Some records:

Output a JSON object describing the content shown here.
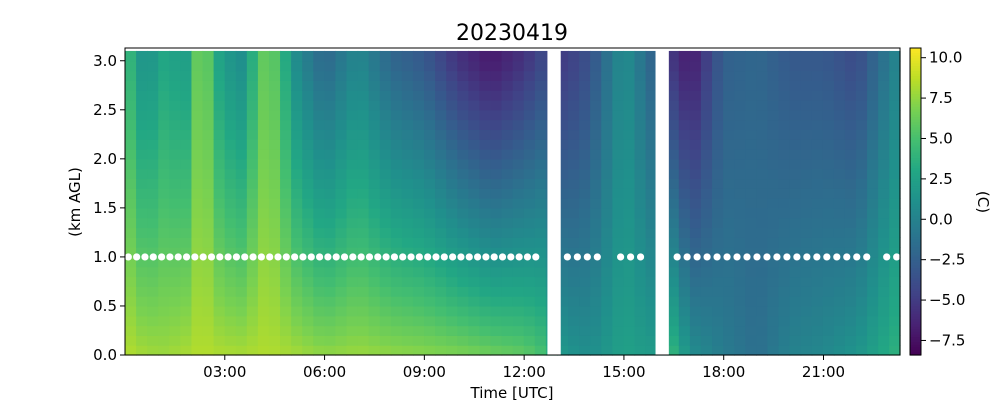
{
  "chart_data": {
    "type": "heatmap",
    "title": "20230419",
    "xlabel": "Time [UTC]",
    "ylabel": "(km AGL)",
    "colorbar_label": "(C)",
    "x_ticks": [
      {
        "value": 3,
        "label": "03:00"
      },
      {
        "value": 6,
        "label": "06:00"
      },
      {
        "value": 9,
        "label": "09:00"
      },
      {
        "value": 12,
        "label": "12:00"
      },
      {
        "value": 15,
        "label": "15:00"
      },
      {
        "value": 18,
        "label": "18:00"
      },
      {
        "value": 21,
        "label": "21:00"
      }
    ],
    "y_ticks": [
      {
        "value": 0.0,
        "label": "0.0"
      },
      {
        "value": 0.5,
        "label": "0.5"
      },
      {
        "value": 1.0,
        "label": "1.0"
      },
      {
        "value": 1.5,
        "label": "1.5"
      },
      {
        "value": 2.0,
        "label": "2.0"
      },
      {
        "value": 2.5,
        "label": "2.5"
      },
      {
        "value": 3.0,
        "label": "3.0"
      }
    ],
    "colorbar_ticks": [
      {
        "value": 10.0,
        "label": "10.0"
      },
      {
        "value": 7.5,
        "label": "7.5"
      },
      {
        "value": 5.0,
        "label": "5.0"
      },
      {
        "value": 2.5,
        "label": "2.5"
      },
      {
        "value": 0.0,
        "label": "0.0"
      },
      {
        "value": -2.5,
        "label": "−2.5"
      },
      {
        "value": -5.0,
        "label": "−5.0"
      },
      {
        "value": -7.5,
        "label": "−7.5"
      }
    ],
    "colormap": "viridis",
    "xlim": [
      0.0,
      23.3
    ],
    "ylim": [
      0.0,
      3.13
    ],
    "clim": [
      -8.4,
      10.6
    ],
    "time_step_hours": 0.333,
    "height_levels_km": [
      0.0,
      0.1,
      0.2,
      0.3,
      0.4,
      0.5,
      0.6,
      0.7,
      0.8,
      0.9,
      1.0,
      1.1,
      1.2,
      1.3,
      1.4,
      1.5,
      1.6,
      1.7,
      1.8,
      1.9,
      2.0,
      2.1,
      2.2,
      2.3,
      2.4,
      2.5,
      2.6,
      2.7,
      2.8,
      2.9,
      3.0
    ],
    "data_gaps_hours": [
      [
        12.7,
        13.1
      ],
      [
        15.95,
        16.35
      ]
    ],
    "temperature_columns": [
      {
        "time": 0.0,
        "surface": 8.5,
        "top": 5.0
      },
      {
        "time": 0.6,
        "surface": 8.0,
        "top": 1.0
      },
      {
        "time": 1.2,
        "surface": 7.8,
        "top": 3.0
      },
      {
        "time": 1.8,
        "surface": 8.2,
        "top": 2.0
      },
      {
        "time": 2.3,
        "surface": 8.5,
        "top": 7.5
      },
      {
        "time": 2.9,
        "surface": 8.3,
        "top": 2.0
      },
      {
        "time": 3.5,
        "surface": 8.2,
        "top": 1.0
      },
      {
        "time": 4.3,
        "surface": 8.4,
        "top": 7.0
      },
      {
        "time": 5.2,
        "surface": 8.0,
        "top": 0.5
      },
      {
        "time": 6.0,
        "surface": 7.5,
        "top": -2.0
      },
      {
        "time": 7.0,
        "surface": 7.8,
        "top": 0.5
      },
      {
        "time": 8.0,
        "surface": 7.5,
        "top": -2.0
      },
      {
        "time": 9.0,
        "surface": 7.3,
        "top": -3.0
      },
      {
        "time": 10.0,
        "surface": 7.0,
        "top": -5.5
      },
      {
        "time": 11.0,
        "surface": 6.5,
        "top": -7.0
      },
      {
        "time": 12.0,
        "surface": 6.0,
        "top": -5.5
      },
      {
        "time": 12.6,
        "surface": 5.0,
        "top": -4.0
      },
      {
        "time": 13.2,
        "surface": 1.5,
        "top": -5.0
      },
      {
        "time": 14.0,
        "surface": 1.0,
        "top": -3.5
      },
      {
        "time": 15.0,
        "surface": 2.5,
        "top": 1.0
      },
      {
        "time": 15.8,
        "surface": 2.0,
        "top": -2.0
      },
      {
        "time": 16.5,
        "surface": 4.0,
        "top": -5.5
      },
      {
        "time": 17.0,
        "surface": 1.0,
        "top": -7.0
      },
      {
        "time": 18.0,
        "surface": -0.5,
        "top": -2.5
      },
      {
        "time": 19.0,
        "surface": -1.5,
        "top": -2.0
      },
      {
        "time": 20.0,
        "surface": 0.0,
        "top": -3.0
      },
      {
        "time": 21.0,
        "surface": 0.5,
        "top": -3.0
      },
      {
        "time": 22.0,
        "surface": 1.5,
        "top": -4.0
      },
      {
        "time": 23.3,
        "surface": 4.0,
        "top": 0.5
      }
    ],
    "marker_series": {
      "height_km": 1.0,
      "color": "#ffffff",
      "times": [
        0.1,
        0.35,
        0.6,
        0.85,
        1.1,
        1.35,
        1.6,
        1.85,
        2.1,
        2.35,
        2.6,
        2.85,
        3.1,
        3.35,
        3.6,
        3.85,
        4.1,
        4.35,
        4.6,
        4.85,
        5.1,
        5.35,
        5.6,
        5.85,
        6.1,
        6.35,
        6.6,
        6.85,
        7.1,
        7.35,
        7.6,
        7.85,
        8.1,
        8.35,
        8.6,
        8.85,
        9.1,
        9.35,
        9.6,
        9.85,
        10.1,
        10.35,
        10.6,
        10.85,
        11.1,
        11.35,
        11.6,
        11.85,
        12.1,
        12.35,
        13.3,
        13.6,
        13.9,
        14.2,
        14.9,
        15.2,
        15.5,
        16.6,
        16.9,
        17.2,
        17.5,
        17.8,
        18.1,
        18.4,
        18.7,
        19.0,
        19.3,
        19.6,
        19.9,
        20.2,
        20.5,
        20.8,
        21.1,
        21.4,
        21.7,
        22.0,
        22.3,
        22.9,
        23.2
      ]
    }
  }
}
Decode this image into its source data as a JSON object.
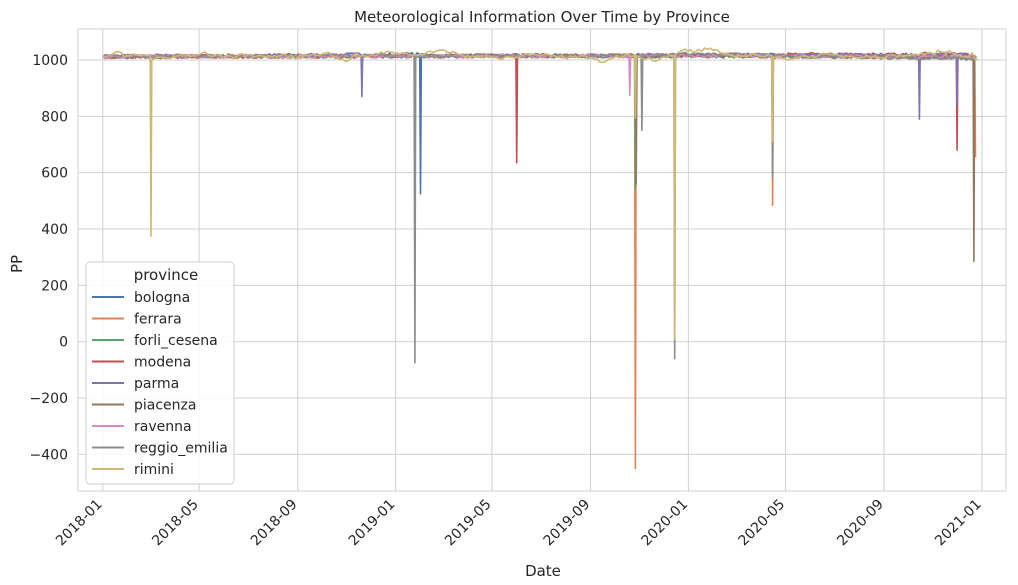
{
  "chart_data": {
    "type": "line",
    "title": "Meteorological Information Over Time by Province",
    "xlabel": "Date",
    "ylabel": "PP",
    "x_type": "date",
    "xlim": [
      "2017-12-01",
      "2021-01-31"
    ],
    "ylim": [
      -530,
      1110
    ],
    "x_ticks": [
      "2018-01",
      "2018-05",
      "2018-09",
      "2019-01",
      "2019-05",
      "2019-09",
      "2020-01",
      "2020-05",
      "2020-09",
      "2021-01"
    ],
    "y_ticks": [
      -400,
      -200,
      0,
      200,
      400,
      600,
      800,
      1000
    ],
    "grid": true,
    "legend": {
      "title": "province",
      "position": "lower-left"
    },
    "baseline_range": [
      990,
      1035
    ],
    "series": [
      {
        "name": "bologna",
        "color": "#4c72b0",
        "points": [
          [
            "2018-01-01",
            1012
          ],
          [
            "2018-06-01",
            1015
          ],
          [
            "2019-01-31",
            1020
          ],
          [
            "2019-02-01",
            525
          ],
          [
            "2019-02-02",
            1015
          ],
          [
            "2019-09-01",
            1012
          ],
          [
            "2020-03-01",
            1018
          ],
          [
            "2020-12-25",
            1010
          ]
        ]
      },
      {
        "name": "ferrara",
        "color": "#dd8452",
        "points": [
          [
            "2018-01-01",
            1012
          ],
          [
            "2019-10-26",
            1015
          ],
          [
            "2019-10-27",
            -450
          ],
          [
            "2019-10-28",
            1015
          ],
          [
            "2020-04-14",
            1015
          ],
          [
            "2020-04-15",
            485
          ],
          [
            "2020-04-16",
            1015
          ],
          [
            "2020-12-23",
            1010
          ],
          [
            "2020-12-24",
            655
          ]
        ]
      },
      {
        "name": "forli_cesena",
        "color": "#55a868",
        "points": [
          [
            "2018-01-01",
            1012
          ],
          [
            "2019-10-26",
            1015
          ],
          [
            "2019-10-27",
            545
          ],
          [
            "2019-10-28",
            1015
          ],
          [
            "2020-12-25",
            1010
          ]
        ]
      },
      {
        "name": "modena",
        "color": "#c44e52",
        "points": [
          [
            "2018-01-01",
            1012
          ],
          [
            "2019-05-31",
            1015
          ],
          [
            "2019-06-01",
            635
          ],
          [
            "2019-06-02",
            1015
          ],
          [
            "2020-11-30",
            1020
          ],
          [
            "2020-12-01",
            680
          ],
          [
            "2020-12-02",
            1020
          ],
          [
            "2020-12-25",
            1010
          ]
        ]
      },
      {
        "name": "parma",
        "color": "#8172b3",
        "points": [
          [
            "2018-01-01",
            1012
          ],
          [
            "2018-11-19",
            1018
          ],
          [
            "2018-11-20",
            870
          ],
          [
            "2018-11-21",
            1015
          ],
          [
            "2020-10-14",
            1018
          ],
          [
            "2020-10-15",
            790
          ],
          [
            "2020-10-16",
            1018
          ],
          [
            "2020-11-30",
            1022
          ],
          [
            "2020-12-01",
            840
          ],
          [
            "2020-12-02",
            1022
          ],
          [
            "2020-12-25",
            1010
          ]
        ]
      },
      {
        "name": "piacenza",
        "color": "#937860",
        "points": [
          [
            "2018-01-01",
            1012
          ],
          [
            "2019-10-27",
            1015
          ],
          [
            "2019-10-28",
            560
          ],
          [
            "2019-10-29",
            1015
          ],
          [
            "2020-12-21",
            1010
          ],
          [
            "2020-12-22",
            285
          ],
          [
            "2020-12-23",
            1005
          ],
          [
            "2020-12-25",
            1000
          ]
        ]
      },
      {
        "name": "ravenna",
        "color": "#da8bc3",
        "points": [
          [
            "2018-01-01",
            1012
          ],
          [
            "2019-10-19",
            1015
          ],
          [
            "2019-10-20",
            875
          ],
          [
            "2019-10-21",
            1015
          ],
          [
            "2020-12-25",
            1010
          ]
        ]
      },
      {
        "name": "reggio_emilia",
        "color": "#8c8c8c",
        "points": [
          [
            "2018-01-01",
            1012
          ],
          [
            "2019-01-24",
            1018
          ],
          [
            "2019-01-25",
            -75
          ],
          [
            "2019-01-26",
            1015
          ],
          [
            "2019-11-03",
            1015
          ],
          [
            "2019-11-04",
            750
          ],
          [
            "2019-11-05",
            1015
          ],
          [
            "2019-12-14",
            1018
          ],
          [
            "2019-12-15",
            -60
          ],
          [
            "2019-12-16",
            1022
          ],
          [
            "2020-04-14",
            1015
          ],
          [
            "2020-04-15",
            580
          ],
          [
            "2020-04-16",
            1015
          ],
          [
            "2020-12-25",
            1005
          ]
        ]
      },
      {
        "name": "rimini",
        "color": "#ccb974",
        "points": [
          [
            "2018-01-01",
            1012
          ],
          [
            "2018-01-10",
            1018
          ],
          [
            "2018-01-20",
            1030
          ],
          [
            "2018-01-28",
            1010
          ],
          [
            "2018-02-10",
            1020
          ],
          [
            "2018-02-25",
            1015
          ],
          [
            "2018-03-01",
            1020
          ],
          [
            "2018-03-02",
            375
          ],
          [
            "2018-03-03",
            1000
          ],
          [
            "2018-03-10",
            1010
          ],
          [
            "2018-03-20",
            1005
          ],
          [
            "2018-04-05",
            1015
          ],
          [
            "2018-04-20",
            1012
          ],
          [
            "2018-05-05",
            1025
          ],
          [
            "2018-05-20",
            1015
          ],
          [
            "2018-06-10",
            1012
          ],
          [
            "2018-07-01",
            1018
          ],
          [
            "2018-07-20",
            1012
          ],
          [
            "2018-08-10",
            1015
          ],
          [
            "2018-09-01",
            1010
          ],
          [
            "2018-09-20",
            1020
          ],
          [
            "2018-10-05",
            1025
          ],
          [
            "2018-10-20",
            1010
          ],
          [
            "2018-10-30",
            995
          ],
          [
            "2018-11-10",
            1018
          ],
          [
            "2018-11-25",
            1012
          ],
          [
            "2018-12-10",
            1020
          ],
          [
            "2018-12-25",
            1028
          ],
          [
            "2019-01-10",
            1025
          ],
          [
            "2019-01-28",
            1015
          ],
          [
            "2019-02-10",
            1030
          ],
          [
            "2019-02-25",
            1035
          ],
          [
            "2019-03-10",
            1025
          ],
          [
            "2019-03-25",
            1018
          ],
          [
            "2019-04-10",
            1010
          ],
          [
            "2019-04-25",
            1015
          ],
          [
            "2019-05-10",
            1005
          ],
          [
            "2019-05-25",
            1012
          ],
          [
            "2019-06-10",
            1018
          ],
          [
            "2019-07-01",
            1015
          ],
          [
            "2019-07-20",
            1012
          ],
          [
            "2019-08-10",
            1010
          ],
          [
            "2019-08-25",
            1015
          ],
          [
            "2019-09-05",
            1005
          ],
          [
            "2019-09-20",
            995
          ],
          [
            "2019-10-01",
            1010
          ],
          [
            "2019-10-15",
            1020
          ],
          [
            "2019-10-25",
            1015
          ],
          [
            "2019-10-26",
            1018
          ],
          [
            "2019-10-27",
            795
          ],
          [
            "2019-10-28",
            1015
          ],
          [
            "2019-11-10",
            1005
          ],
          [
            "2019-11-25",
            1000
          ],
          [
            "2019-12-05",
            1010
          ],
          [
            "2019-12-14",
            1015
          ],
          [
            "2019-12-15",
            10
          ],
          [
            "2019-12-16",
            1020
          ],
          [
            "2019-12-25",
            1035
          ],
          [
            "2020-01-10",
            1030
          ],
          [
            "2020-01-25",
            1038
          ],
          [
            "2020-02-10",
            1025
          ],
          [
            "2020-02-25",
            1018
          ],
          [
            "2020-03-10",
            1015
          ],
          [
            "2020-03-25",
            1020
          ],
          [
            "2020-04-05",
            1012
          ],
          [
            "2020-04-14",
            1015
          ],
          [
            "2020-04-15",
            710
          ],
          [
            "2020-04-16",
            1010
          ],
          [
            "2020-05-01",
            1005
          ],
          [
            "2020-05-20",
            1012
          ],
          [
            "2020-06-10",
            1015
          ],
          [
            "2020-07-01",
            1018
          ],
          [
            "2020-07-20",
            1012
          ],
          [
            "2020-08-10",
            1015
          ],
          [
            "2020-08-25",
            1008
          ],
          [
            "2020-09-10",
            1018
          ],
          [
            "2020-09-25",
            1012
          ],
          [
            "2020-10-10",
            1020
          ],
          [
            "2020-10-25",
            1025
          ],
          [
            "2020-11-10",
            1030
          ],
          [
            "2020-11-25",
            1025
          ],
          [
            "2020-12-05",
            1015
          ],
          [
            "2020-12-15",
            1010
          ],
          [
            "2020-12-20",
            1025
          ],
          [
            "2020-12-24",
            1000
          ],
          [
            "2020-12-26",
            1005
          ]
        ]
      }
    ]
  }
}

▶ WHAT YOU WILL DO: Using the records above, select and copy every line that has the word "name".

▶ ANSWER:
        "name": "bologna",
        "name": "ferrara",
        "name": "forli_cesena",
        "name": "modena",
        "name": "parma",
        "name": "piacenza",
        "name": "ravenna",
        "name": "reggio_emilia",
        "name": "rimini",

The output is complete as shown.